* _Text_:

--

We wondered if the decrease in RT over the course of the experiment (i.e., from Rating1 to Rating2 to Rating3) could simply be due to a habituation to the task. If this were true, RT would not only decrease across sections, but also within sections. We thus tested for a correlation between RT and trial number, within each rating section for each participant. Across participants, we found a mean correlation of −0.183 for Rating1 (p < 0.001) and −0.079 for Rating2 (p = 0.001), but no reliable correlation for Rating3 (mean = −0.033, p = 0.238). In order to determine whether the decrease in RT from Rating1 to Rating2 (reported above) was actually to due certainty gains and not merely habituation, we split Rating1 into first half and second half trials. We then tested for a change in RT from Rating1 to Rating2 separately for first and second half trials, for each participant. There remained a significant decrease for both halves (first half mean RT change = −1.20 s, p < 0.001; second half mean RT change = −0.78 s, p < 0.001).
Hypothesis 3: Certainty should negatively correlate with response time.
For Rating1, the across-participant mean correlation between certainty and RT was negative, as predicted (mean Spearman’s rho = −0.104, p = 0.004). For Rating2, there was no statistically significant correlation between certainty and RT (mean Spearman’s rho = 0.016, p = 0.539). For Rating3, there was actually a positive correlation between certainty and RT (mean Spearman’s rho = 0.082, p = 0.009).
Recalling that overall RT decreased across rating sections, we thought that this might have hidden the inherent relationship between certainty and RT. The idea is as follows. Initially (i.e., for Rating1), some items are evaluated with high certainty, others with low certainty. The high certainty evaluations are reported faster than the low certainty evaluations, thereby establishing the negative correlation between certainty and RT. Eventually (i.e., for Rating2 and Rating3), low-certainty evaluations become more certain (and thus more quickly evaluated). But, high-certainty evaluations remain certain, and there is not much room for an increase in certainty for these evaluations. Therefore, when averaging across the entire set of items, this would cause an overall increase in certainty as well as an overall decrease in RT. This could deteriorate the initial relationship between certainty and RT, as the set of items in effect shifts towards similarity (i.e., high certainty and low RT). To test this idea, we examined the evolution of certainty and RT on an item-by-item basis. We first calculated, for each participant and each item, the change in both the certainty and the RT from Rating1 to Rating2, and then calculated the within-participant correlation between those variables across items. Across participants, the correlation between Certainty Change and RT Change from Rating1 to Rating2 was indeed negative (mean Spearman’s rho = −0.051, p = 0.031). We then repeated this same analysis using the differences from Rating2 to Rating3, and from Rating1 to Rating3. These correlations were both negative as well, although the former was not significant (mean Spearman’s rho = −0.022, p = 0.235; mean Spearman’s rho = −0.053, p = 0.015; two-sided t-tests) (see Figure 6).

--

* _Dataset content_:
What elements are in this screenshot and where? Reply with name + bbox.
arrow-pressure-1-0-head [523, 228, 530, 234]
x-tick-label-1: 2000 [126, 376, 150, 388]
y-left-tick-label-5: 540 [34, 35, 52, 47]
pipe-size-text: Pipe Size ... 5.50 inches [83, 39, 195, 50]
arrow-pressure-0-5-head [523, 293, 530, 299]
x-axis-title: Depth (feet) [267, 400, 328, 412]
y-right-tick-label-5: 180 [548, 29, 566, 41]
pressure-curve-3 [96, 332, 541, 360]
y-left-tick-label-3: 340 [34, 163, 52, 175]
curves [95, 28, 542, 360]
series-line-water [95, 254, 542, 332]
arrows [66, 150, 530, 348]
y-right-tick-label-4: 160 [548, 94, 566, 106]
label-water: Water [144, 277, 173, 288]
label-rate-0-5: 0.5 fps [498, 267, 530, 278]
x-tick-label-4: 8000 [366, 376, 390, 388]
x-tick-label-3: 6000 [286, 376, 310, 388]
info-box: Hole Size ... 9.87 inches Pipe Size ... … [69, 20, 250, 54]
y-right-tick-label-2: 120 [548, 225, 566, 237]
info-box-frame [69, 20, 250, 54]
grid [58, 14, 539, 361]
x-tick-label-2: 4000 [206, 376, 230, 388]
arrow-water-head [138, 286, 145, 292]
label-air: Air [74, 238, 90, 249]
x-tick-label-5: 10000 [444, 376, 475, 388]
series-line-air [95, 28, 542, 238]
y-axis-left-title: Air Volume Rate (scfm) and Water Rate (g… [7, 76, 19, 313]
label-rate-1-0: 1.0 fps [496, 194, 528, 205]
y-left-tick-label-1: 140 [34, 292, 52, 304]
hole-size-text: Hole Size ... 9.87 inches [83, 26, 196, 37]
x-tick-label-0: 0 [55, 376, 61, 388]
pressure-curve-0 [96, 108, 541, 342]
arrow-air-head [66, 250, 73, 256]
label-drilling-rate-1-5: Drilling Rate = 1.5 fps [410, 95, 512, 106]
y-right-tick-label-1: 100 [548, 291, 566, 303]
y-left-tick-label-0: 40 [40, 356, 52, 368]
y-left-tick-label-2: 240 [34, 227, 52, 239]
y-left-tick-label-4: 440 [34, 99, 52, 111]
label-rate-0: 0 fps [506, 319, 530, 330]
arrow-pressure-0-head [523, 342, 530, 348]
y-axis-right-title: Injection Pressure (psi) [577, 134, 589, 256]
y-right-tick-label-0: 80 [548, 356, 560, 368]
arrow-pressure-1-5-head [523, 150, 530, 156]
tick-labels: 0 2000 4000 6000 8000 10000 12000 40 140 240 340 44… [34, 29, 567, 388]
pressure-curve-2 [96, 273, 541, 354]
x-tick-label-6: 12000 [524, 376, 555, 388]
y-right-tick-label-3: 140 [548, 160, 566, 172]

--

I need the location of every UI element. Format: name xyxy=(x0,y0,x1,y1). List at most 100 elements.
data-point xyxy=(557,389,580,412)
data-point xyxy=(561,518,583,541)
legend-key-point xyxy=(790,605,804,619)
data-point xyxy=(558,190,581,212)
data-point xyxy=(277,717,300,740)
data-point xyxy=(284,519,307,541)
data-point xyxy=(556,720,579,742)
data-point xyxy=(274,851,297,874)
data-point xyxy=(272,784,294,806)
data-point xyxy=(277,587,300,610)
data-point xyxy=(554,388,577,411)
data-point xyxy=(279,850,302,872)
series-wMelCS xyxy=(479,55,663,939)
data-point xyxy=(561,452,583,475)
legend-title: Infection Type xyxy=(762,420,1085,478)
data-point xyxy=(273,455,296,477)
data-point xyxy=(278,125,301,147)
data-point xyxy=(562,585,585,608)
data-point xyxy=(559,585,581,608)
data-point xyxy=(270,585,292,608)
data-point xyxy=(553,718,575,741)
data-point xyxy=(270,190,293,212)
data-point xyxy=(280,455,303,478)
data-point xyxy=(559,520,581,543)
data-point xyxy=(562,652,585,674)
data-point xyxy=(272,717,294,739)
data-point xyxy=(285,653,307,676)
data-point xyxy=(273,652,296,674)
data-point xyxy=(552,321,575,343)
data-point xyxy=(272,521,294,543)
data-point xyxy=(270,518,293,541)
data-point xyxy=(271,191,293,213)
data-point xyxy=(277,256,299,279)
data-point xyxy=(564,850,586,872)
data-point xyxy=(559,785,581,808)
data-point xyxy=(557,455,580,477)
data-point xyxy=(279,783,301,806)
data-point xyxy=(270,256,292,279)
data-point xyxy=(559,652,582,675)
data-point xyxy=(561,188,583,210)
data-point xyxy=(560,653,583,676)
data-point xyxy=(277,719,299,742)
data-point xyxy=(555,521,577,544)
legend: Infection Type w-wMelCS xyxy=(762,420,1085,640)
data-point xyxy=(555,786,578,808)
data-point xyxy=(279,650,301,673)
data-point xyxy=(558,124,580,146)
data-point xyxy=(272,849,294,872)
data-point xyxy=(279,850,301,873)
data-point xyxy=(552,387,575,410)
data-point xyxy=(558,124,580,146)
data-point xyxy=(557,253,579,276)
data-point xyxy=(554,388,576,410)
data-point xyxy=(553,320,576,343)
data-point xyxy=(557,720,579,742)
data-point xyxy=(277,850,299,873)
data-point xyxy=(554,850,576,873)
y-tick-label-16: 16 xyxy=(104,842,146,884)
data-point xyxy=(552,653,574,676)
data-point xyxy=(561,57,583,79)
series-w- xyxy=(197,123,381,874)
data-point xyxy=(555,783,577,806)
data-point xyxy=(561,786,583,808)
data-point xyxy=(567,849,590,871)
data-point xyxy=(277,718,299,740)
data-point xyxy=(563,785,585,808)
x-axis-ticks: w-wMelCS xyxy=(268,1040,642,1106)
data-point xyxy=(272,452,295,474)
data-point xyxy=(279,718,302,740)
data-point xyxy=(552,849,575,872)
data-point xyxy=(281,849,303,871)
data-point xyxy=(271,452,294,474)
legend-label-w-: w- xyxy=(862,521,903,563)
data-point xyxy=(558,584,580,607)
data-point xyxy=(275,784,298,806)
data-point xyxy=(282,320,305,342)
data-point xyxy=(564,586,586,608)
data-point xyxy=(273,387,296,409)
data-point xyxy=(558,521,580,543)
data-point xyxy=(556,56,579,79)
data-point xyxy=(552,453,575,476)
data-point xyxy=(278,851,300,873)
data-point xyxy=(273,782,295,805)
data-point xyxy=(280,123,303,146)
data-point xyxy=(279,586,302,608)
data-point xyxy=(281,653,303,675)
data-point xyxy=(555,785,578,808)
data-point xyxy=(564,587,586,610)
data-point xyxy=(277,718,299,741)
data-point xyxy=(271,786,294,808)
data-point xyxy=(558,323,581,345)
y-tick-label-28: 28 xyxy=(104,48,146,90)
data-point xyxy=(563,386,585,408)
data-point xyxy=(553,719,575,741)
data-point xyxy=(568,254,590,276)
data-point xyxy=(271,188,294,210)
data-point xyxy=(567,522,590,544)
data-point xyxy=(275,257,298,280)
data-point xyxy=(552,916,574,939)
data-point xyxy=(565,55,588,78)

--

* _Problems_:
1) In the text on certainty and response time, what mean Spearman's rho between certainty and RT was found for Rating2?
2) Please transcribe the text on certainty and response time between "Hypothesis 3: Certainty" and "p = 0.009).", inclusive.

* _Results for the exercise_:
1) 0.016 (p = 0.539), which was not statistically significant.

2)
Hypothesis 3: Certainty should negatively correlate with response time.
For Rating1, the across-participant mean correlation between certainty and RT was negative, as predicted (mean Spearman’s rho = −0.104, p = 0.004). For Rating2, there was no statistically significant correlation between certainty and RT (mean Spearman’s rho = 0.016, p = 0.539). For Rating3, there was actually a positive correlation between certainty and RT (mean Spearman’s rho = 0.082, p = 0.009).